→ **DIRECTIONS FOR THIS TASK**
Find and copy every line in the records that includes the string "بسته".

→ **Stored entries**

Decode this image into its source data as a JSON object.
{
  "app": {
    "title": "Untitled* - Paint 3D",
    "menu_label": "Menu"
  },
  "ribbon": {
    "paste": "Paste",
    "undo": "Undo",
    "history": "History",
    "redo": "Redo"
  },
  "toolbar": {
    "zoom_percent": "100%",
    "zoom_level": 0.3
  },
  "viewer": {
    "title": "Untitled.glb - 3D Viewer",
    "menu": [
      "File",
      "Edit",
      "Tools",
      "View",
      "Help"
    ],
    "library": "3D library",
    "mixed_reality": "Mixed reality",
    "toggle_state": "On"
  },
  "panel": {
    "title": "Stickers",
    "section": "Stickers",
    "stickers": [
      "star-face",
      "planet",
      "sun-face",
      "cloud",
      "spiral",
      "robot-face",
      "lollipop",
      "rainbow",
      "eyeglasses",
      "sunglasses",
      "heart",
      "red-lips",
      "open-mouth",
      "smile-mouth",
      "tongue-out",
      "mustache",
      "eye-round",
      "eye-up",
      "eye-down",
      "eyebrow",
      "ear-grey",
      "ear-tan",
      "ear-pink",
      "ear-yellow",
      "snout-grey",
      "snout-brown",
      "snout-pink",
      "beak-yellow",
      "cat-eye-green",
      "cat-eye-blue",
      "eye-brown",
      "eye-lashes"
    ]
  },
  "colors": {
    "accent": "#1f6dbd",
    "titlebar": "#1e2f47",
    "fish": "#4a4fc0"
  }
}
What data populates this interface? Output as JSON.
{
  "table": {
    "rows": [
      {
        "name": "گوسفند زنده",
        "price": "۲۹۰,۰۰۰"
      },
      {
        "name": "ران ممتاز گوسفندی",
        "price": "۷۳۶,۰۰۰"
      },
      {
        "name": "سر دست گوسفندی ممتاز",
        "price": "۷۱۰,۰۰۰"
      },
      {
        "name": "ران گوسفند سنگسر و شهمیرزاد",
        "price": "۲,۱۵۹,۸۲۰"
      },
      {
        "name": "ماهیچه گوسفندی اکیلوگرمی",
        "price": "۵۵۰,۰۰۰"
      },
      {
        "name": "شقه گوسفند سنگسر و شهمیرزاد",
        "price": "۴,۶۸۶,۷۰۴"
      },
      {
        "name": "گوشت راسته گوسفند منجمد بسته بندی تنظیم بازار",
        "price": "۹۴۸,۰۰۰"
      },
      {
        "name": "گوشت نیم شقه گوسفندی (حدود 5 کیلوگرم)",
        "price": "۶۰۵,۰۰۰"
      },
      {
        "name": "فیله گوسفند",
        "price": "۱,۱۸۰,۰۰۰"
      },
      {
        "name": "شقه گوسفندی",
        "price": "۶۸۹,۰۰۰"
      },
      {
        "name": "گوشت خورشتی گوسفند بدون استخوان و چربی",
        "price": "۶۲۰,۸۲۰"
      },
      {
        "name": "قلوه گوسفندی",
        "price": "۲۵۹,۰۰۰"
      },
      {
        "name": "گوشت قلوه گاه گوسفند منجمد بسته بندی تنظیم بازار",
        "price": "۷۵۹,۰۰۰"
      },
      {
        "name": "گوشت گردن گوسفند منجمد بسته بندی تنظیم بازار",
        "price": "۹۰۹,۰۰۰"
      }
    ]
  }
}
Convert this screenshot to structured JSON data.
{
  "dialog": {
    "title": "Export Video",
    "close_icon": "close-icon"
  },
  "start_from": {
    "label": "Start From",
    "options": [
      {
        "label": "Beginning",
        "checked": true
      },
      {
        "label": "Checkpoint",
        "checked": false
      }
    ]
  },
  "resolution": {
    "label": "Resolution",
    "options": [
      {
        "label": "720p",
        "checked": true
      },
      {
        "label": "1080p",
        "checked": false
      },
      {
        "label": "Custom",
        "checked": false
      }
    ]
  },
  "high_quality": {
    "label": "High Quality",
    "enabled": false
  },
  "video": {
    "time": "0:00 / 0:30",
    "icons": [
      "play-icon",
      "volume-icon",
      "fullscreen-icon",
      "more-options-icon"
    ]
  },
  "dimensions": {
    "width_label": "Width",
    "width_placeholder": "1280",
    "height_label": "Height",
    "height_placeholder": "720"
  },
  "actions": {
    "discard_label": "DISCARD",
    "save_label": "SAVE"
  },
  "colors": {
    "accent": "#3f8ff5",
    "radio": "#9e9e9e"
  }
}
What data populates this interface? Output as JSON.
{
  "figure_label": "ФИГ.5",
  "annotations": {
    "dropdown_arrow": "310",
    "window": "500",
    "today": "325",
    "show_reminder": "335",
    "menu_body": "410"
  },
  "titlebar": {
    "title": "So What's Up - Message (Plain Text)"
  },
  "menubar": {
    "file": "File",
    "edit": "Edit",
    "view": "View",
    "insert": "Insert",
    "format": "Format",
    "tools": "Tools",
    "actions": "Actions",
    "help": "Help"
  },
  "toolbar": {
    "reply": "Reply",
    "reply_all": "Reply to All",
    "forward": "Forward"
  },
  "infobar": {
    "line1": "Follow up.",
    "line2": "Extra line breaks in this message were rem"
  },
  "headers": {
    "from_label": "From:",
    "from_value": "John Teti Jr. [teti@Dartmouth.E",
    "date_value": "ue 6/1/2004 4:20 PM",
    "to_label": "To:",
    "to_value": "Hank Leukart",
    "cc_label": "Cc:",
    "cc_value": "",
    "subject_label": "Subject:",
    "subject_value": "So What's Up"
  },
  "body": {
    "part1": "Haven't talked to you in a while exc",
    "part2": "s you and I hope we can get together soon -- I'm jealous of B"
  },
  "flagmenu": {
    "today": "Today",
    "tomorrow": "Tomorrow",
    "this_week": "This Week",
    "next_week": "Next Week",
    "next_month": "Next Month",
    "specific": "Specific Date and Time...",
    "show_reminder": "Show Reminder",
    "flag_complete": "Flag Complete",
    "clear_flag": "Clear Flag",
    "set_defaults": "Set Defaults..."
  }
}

--

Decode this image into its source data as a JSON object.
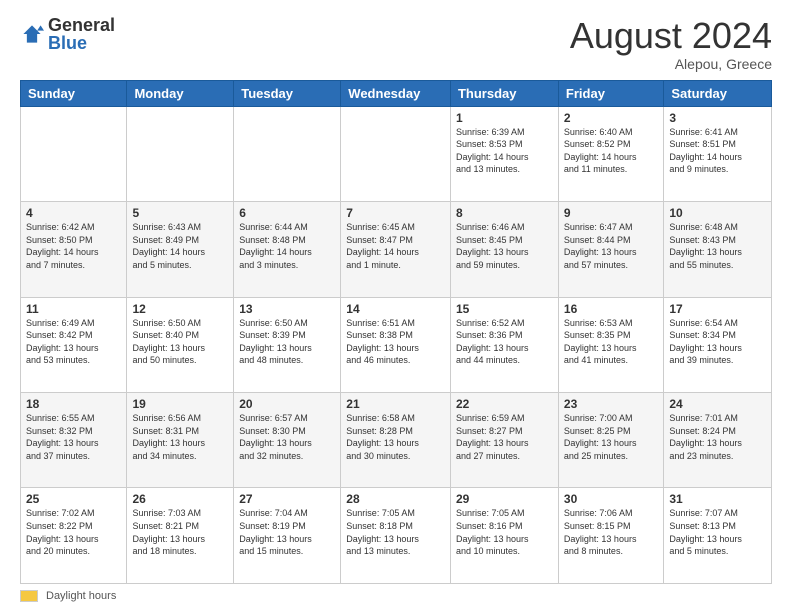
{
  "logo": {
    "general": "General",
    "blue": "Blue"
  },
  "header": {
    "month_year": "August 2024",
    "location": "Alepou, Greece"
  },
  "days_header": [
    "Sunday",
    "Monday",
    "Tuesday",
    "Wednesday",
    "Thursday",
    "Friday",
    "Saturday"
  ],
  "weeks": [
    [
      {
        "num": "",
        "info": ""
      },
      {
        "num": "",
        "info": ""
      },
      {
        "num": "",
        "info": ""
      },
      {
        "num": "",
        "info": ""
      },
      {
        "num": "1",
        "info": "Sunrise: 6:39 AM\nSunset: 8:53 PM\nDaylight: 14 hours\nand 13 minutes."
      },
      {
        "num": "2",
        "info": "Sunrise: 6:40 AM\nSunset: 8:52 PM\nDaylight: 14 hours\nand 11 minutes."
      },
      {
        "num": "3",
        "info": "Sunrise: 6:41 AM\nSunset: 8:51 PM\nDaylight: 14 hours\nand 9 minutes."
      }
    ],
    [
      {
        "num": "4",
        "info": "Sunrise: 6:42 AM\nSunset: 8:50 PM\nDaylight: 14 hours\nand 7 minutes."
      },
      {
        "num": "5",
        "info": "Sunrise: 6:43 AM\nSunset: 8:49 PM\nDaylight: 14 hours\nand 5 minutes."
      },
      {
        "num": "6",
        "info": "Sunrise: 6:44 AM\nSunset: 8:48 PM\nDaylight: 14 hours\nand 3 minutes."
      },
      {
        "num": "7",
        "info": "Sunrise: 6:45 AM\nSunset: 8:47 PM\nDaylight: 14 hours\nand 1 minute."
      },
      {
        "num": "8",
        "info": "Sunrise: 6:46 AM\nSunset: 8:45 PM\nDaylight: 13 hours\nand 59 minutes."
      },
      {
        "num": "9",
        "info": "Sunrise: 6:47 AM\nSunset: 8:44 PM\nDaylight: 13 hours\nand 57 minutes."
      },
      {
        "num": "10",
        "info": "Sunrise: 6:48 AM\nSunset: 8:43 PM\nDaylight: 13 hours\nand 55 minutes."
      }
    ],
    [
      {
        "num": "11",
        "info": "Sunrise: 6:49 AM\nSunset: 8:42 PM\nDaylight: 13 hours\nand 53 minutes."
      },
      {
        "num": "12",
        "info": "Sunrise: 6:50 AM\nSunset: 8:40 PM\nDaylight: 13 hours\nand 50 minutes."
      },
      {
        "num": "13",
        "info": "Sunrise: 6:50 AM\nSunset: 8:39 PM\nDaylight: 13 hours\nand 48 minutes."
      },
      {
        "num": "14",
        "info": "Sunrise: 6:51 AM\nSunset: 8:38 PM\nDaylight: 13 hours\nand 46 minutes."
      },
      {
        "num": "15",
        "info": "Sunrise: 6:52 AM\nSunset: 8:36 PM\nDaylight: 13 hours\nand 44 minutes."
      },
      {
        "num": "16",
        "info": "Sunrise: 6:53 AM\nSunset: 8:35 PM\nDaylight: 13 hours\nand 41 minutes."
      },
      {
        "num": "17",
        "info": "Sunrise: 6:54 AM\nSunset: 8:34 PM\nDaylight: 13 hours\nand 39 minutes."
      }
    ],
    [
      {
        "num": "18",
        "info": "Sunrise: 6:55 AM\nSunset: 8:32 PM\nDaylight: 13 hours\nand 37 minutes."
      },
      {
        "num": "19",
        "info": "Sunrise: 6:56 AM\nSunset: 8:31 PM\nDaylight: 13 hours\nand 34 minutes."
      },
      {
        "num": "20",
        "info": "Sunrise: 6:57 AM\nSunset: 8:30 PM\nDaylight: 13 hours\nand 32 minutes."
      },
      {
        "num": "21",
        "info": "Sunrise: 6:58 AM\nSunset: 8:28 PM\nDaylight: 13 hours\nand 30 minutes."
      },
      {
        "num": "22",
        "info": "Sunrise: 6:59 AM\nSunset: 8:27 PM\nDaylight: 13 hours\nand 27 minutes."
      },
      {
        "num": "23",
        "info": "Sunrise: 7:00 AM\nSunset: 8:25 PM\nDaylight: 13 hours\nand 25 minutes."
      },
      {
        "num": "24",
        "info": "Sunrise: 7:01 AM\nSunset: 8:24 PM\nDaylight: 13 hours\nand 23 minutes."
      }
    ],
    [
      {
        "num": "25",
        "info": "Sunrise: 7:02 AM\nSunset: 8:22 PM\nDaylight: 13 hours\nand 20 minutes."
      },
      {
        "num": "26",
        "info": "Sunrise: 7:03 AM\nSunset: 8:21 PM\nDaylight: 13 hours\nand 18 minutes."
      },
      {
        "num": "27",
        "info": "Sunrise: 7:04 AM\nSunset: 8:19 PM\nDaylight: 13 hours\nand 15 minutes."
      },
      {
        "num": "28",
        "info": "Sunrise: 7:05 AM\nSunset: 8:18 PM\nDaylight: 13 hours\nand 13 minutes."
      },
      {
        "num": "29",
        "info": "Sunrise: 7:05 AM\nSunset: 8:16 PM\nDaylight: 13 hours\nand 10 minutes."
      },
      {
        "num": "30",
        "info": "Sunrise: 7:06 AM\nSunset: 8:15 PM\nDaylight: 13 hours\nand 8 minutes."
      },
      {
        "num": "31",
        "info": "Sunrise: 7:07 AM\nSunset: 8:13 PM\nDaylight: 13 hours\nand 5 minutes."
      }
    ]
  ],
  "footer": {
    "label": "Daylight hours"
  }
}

==

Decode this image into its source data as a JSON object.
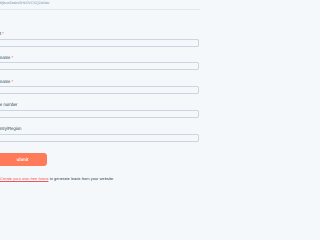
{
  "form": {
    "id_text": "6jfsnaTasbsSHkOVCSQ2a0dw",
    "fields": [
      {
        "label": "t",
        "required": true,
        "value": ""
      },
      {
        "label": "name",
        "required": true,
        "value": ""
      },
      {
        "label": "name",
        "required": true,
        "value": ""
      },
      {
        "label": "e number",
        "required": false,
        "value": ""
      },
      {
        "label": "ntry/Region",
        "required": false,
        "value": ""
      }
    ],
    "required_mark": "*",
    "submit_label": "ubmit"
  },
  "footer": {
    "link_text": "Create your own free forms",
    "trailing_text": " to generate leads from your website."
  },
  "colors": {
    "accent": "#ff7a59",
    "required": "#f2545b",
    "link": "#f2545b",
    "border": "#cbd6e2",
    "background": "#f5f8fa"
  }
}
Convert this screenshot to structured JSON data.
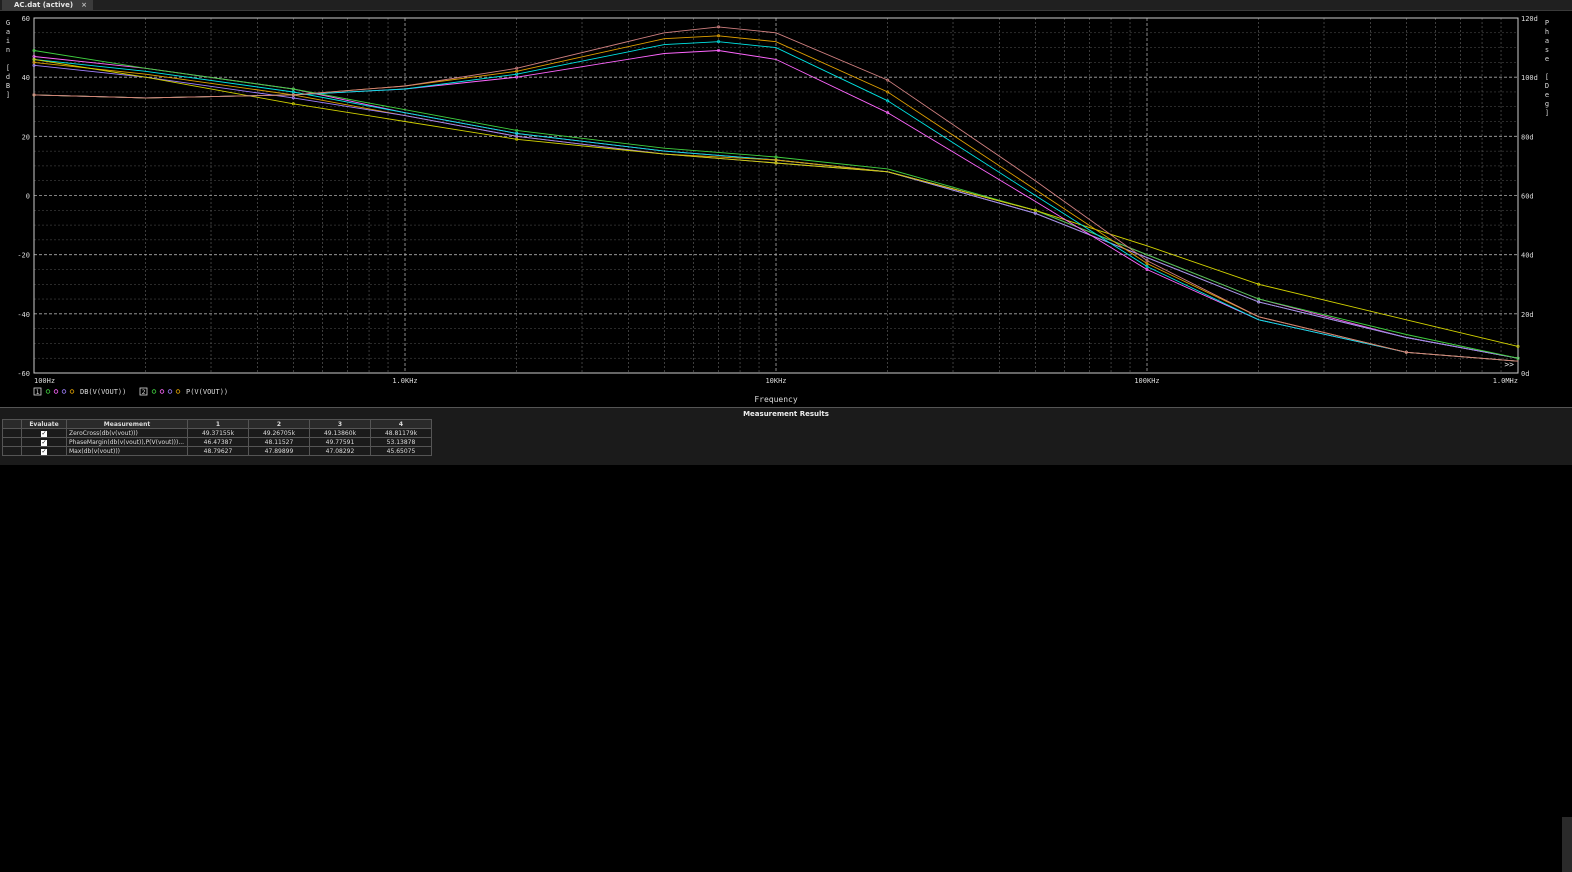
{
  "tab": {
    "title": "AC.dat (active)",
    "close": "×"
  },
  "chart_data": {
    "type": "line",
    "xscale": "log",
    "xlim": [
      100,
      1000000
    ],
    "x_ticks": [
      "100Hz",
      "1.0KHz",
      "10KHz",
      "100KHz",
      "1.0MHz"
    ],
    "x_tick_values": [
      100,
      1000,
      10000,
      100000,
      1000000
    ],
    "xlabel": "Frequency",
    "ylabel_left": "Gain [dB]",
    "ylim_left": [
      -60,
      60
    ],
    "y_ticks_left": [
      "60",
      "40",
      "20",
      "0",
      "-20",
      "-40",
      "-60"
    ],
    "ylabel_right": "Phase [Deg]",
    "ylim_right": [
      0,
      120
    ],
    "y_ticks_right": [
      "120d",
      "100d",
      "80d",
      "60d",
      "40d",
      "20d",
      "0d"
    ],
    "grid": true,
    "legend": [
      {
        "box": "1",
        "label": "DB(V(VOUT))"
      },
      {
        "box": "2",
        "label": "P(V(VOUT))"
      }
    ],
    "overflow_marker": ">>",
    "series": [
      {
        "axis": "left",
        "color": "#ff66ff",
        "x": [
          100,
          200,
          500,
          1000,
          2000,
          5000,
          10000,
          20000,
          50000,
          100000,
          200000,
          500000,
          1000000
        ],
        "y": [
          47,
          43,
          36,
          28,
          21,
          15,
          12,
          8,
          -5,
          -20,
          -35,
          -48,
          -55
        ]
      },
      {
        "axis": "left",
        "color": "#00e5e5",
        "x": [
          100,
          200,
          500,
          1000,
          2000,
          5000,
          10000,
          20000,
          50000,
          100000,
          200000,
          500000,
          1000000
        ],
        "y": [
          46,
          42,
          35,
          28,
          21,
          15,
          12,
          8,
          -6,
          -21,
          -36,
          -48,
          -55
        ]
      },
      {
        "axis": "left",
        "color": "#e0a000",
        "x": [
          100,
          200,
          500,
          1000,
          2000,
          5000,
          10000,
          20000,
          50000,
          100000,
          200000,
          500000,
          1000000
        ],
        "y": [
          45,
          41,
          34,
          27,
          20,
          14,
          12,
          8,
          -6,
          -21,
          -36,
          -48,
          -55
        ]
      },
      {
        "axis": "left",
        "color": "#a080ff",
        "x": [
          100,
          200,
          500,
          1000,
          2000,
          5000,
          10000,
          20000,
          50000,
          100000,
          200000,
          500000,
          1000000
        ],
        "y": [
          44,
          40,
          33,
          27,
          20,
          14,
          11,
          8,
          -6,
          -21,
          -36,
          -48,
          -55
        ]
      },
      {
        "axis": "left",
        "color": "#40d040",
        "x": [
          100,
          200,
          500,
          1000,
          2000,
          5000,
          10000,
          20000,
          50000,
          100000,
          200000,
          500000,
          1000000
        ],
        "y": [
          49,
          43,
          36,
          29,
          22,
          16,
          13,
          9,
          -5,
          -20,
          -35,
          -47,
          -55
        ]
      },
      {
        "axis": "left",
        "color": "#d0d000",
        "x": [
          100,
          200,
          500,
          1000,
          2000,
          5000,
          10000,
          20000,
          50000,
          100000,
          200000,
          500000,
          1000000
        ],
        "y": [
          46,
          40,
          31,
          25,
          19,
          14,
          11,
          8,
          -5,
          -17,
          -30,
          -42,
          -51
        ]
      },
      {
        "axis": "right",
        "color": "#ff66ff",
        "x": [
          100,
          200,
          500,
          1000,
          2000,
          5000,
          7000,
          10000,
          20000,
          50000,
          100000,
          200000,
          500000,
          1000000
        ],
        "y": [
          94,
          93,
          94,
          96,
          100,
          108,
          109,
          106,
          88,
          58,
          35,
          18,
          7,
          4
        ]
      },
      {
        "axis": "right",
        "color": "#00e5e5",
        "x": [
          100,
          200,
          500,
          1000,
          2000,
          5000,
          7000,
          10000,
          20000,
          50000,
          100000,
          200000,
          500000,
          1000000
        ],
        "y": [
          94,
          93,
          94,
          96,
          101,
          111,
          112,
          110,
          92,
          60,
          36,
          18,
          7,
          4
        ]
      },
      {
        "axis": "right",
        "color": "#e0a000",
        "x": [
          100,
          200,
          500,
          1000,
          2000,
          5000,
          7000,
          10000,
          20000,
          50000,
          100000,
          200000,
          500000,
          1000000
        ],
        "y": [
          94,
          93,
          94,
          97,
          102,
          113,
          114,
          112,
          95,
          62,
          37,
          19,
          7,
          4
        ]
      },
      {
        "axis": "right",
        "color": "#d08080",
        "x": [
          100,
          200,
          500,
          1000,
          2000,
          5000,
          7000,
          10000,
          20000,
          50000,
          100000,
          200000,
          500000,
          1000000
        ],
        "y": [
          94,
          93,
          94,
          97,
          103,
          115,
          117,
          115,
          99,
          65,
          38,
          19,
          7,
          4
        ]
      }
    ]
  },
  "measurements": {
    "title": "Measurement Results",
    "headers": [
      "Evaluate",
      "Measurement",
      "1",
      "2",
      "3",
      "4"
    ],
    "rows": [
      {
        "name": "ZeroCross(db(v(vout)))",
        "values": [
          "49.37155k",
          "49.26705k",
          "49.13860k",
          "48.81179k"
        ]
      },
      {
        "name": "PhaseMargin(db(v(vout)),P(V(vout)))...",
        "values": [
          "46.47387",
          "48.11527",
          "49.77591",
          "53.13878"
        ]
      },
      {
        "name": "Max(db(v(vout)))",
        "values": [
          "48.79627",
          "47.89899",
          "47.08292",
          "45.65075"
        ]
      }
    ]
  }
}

→ **SOLUTION TO THIS TASK**
        "name": "گوشت راسته گوسفند منجمد بسته بندی تنظیم بازار",
        "name": "گوشت قلوه گاه گوسفند منجمد بسته بندی تنظیم بازار",
        "name": "گوشت گردن گوسفند منجمد بسته بندی تنظیم بازار",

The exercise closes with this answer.